What you will do: Output the records exactly. Include every line.

===============

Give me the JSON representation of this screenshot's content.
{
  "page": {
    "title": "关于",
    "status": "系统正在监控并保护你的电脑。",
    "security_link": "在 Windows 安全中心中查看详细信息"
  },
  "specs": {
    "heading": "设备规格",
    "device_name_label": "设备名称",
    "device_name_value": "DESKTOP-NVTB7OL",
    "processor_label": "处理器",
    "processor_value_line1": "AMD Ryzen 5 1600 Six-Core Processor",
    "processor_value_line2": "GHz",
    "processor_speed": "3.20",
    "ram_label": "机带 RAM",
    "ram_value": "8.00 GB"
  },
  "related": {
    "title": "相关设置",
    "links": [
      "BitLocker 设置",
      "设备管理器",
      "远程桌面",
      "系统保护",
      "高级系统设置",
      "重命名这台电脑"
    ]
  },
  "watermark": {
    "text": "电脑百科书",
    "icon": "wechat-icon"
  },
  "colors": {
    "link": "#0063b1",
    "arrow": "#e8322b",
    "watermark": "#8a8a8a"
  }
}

===============

In response:
Give me the JSON representation of this screenshot's content.
{
  "page": {
    "title": "关于",
    "status": "系统正在监控并保护你的电脑。",
    "security_link": "在 Windows 安全中心中查看详细信息"
  },
  "specs": {
    "heading": "设备规格",
    "device_name_label": "设备名称",
    "device_name_value": "DESKTOP-NVTB7OL",
    "processor_label": "处理器",
    "processor_value_line1": "AMD Ryzen 5 1600 Six-Core Processor",
    "processor_value_line2": "GHz",
    "processor_speed": "3.20",
    "ram_label": "机带 RAM",
    "ram_value": "8.00 GB"
  },
  "related": {
    "title": "相关设置",
    "links": [
      "BitLocker 设置",
      "设备管理器",
      "远程桌面",
      "系统保护",
      "高级系统设置",
      "重命名这台电脑"
    ]
  },
  "watermark": {
    "text": "电脑百科书",
    "icon": "wechat-icon"
  },
  "colors": {
    "link": "#0063b1",
    "arrow": "#e8322b",
    "watermark": "#8a8a8a"
  }
}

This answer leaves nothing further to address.